▶ _DATA FOR THE TASK_:
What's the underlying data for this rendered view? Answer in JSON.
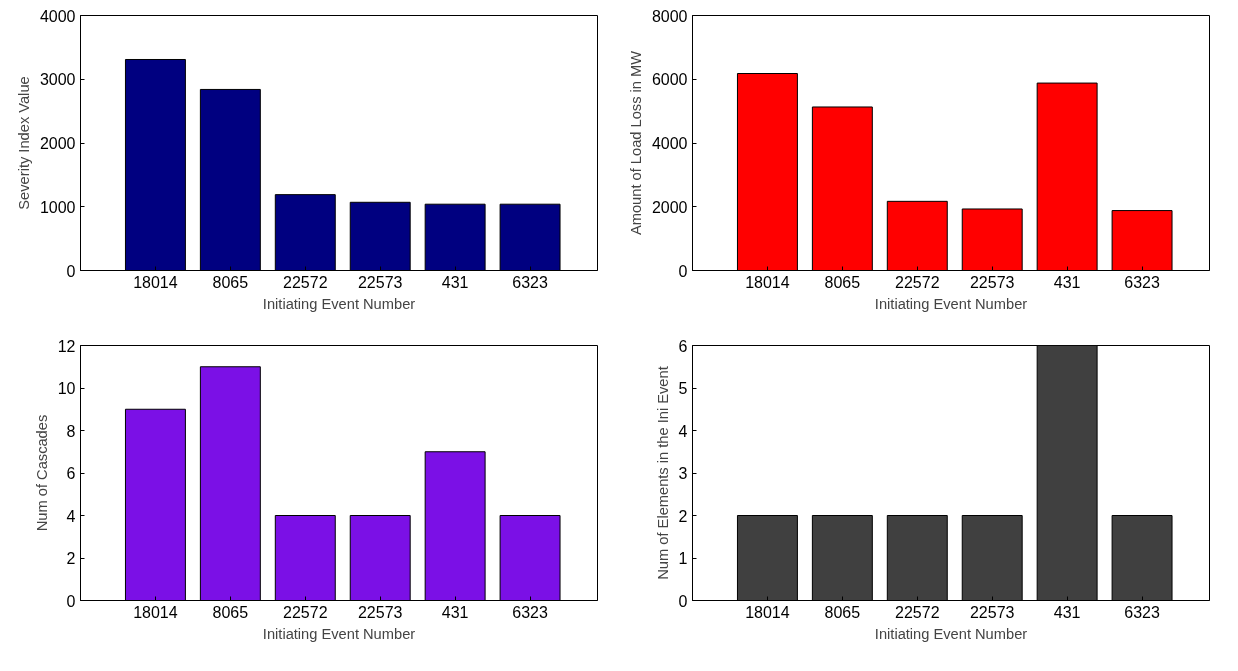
{
  "chart_data": [
    {
      "type": "bar",
      "xlabel": "Initiating Event Number",
      "ylabel": "Severity Index Value",
      "categories": [
        "18014",
        "8065",
        "22572",
        "22573",
        "431",
        "6323"
      ],
      "series": [
        {
          "color": "#000080",
          "values": [
            3310,
            2840,
            1190,
            1070,
            1040,
            1040
          ]
        }
      ],
      "ylim": [
        0,
        4000
      ],
      "yticks": [
        0,
        1000,
        2000,
        3000,
        4000
      ],
      "grid": false
    },
    {
      "type": "bar",
      "xlabel": "Initiating Event Number",
      "ylabel": "Amount of Load Loss in MW",
      "categories": [
        "18014",
        "8065",
        "22572",
        "22573",
        "431",
        "6323"
      ],
      "series": [
        {
          "color": "#ff0000",
          "values": [
            6180,
            5130,
            2170,
            1930,
            5880,
            1880
          ]
        }
      ],
      "ylim": [
        0,
        8000
      ],
      "yticks": [
        0,
        2000,
        4000,
        6000,
        8000
      ],
      "grid": false
    },
    {
      "type": "bar",
      "xlabel": "Initiating Event Number",
      "ylabel": "Num of Cascades",
      "categories": [
        "18014",
        "8065",
        "22572",
        "22573",
        "431",
        "6323"
      ],
      "series": [
        {
          "color": "#7b10e6",
          "values": [
            9,
            11,
            4,
            4,
            7,
            4
          ]
        }
      ],
      "ylim": [
        0,
        12
      ],
      "yticks": [
        0,
        2,
        4,
        6,
        8,
        10,
        12
      ],
      "grid": false
    },
    {
      "type": "bar",
      "xlabel": "Initiating Event Number",
      "ylabel": "Num of Elements in the Ini Event",
      "categories": [
        "18014",
        "8065",
        "22572",
        "22573",
        "431",
        "6323"
      ],
      "series": [
        {
          "color": "#404040",
          "values": [
            2,
            2,
            2,
            2,
            6,
            2
          ]
        }
      ],
      "ylim": [
        0,
        6
      ],
      "yticks": [
        0,
        1,
        2,
        3,
        4,
        5,
        6
      ],
      "grid": false
    }
  ]
}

▶ _REQUIRED TASK_: Transcribe the whole listing exactly. Pictures stay out of your copy.

▶ _ANSWER FOR THE TASK_:
What's the underlying data for this rendered view? Answer in JSON.
{
  "chart_data": [
    {
      "type": "bar",
      "xlabel": "Initiating Event Number",
      "ylabel": "Severity Index Value",
      "categories": [
        "18014",
        "8065",
        "22572",
        "22573",
        "431",
        "6323"
      ],
      "series": [
        {
          "color": "#000080",
          "values": [
            3310,
            2840,
            1190,
            1070,
            1040,
            1040
          ]
        }
      ],
      "ylim": [
        0,
        4000
      ],
      "yticks": [
        0,
        1000,
        2000,
        3000,
        4000
      ],
      "grid": false
    },
    {
      "type": "bar",
      "xlabel": "Initiating Event Number",
      "ylabel": "Amount of Load Loss in MW",
      "categories": [
        "18014",
        "8065",
        "22572",
        "22573",
        "431",
        "6323"
      ],
      "series": [
        {
          "color": "#ff0000",
          "values": [
            6180,
            5130,
            2170,
            1930,
            5880,
            1880
          ]
        }
      ],
      "ylim": [
        0,
        8000
      ],
      "yticks": [
        0,
        2000,
        4000,
        6000,
        8000
      ],
      "grid": false
    },
    {
      "type": "bar",
      "xlabel": "Initiating Event Number",
      "ylabel": "Num of Cascades",
      "categories": [
        "18014",
        "8065",
        "22572",
        "22573",
        "431",
        "6323"
      ],
      "series": [
        {
          "color": "#7b10e6",
          "values": [
            9,
            11,
            4,
            4,
            7,
            4
          ]
        }
      ],
      "ylim": [
        0,
        12
      ],
      "yticks": [
        0,
        2,
        4,
        6,
        8,
        10,
        12
      ],
      "grid": false
    },
    {
      "type": "bar",
      "xlabel": "Initiating Event Number",
      "ylabel": "Num of Elements in the Ini Event",
      "categories": [
        "18014",
        "8065",
        "22572",
        "22573",
        "431",
        "6323"
      ],
      "series": [
        {
          "color": "#404040",
          "values": [
            2,
            2,
            2,
            2,
            6,
            2
          ]
        }
      ],
      "ylim": [
        0,
        6
      ],
      "yticks": [
        0,
        1,
        2,
        3,
        4,
        5,
        6
      ],
      "grid": false
    }
  ]
}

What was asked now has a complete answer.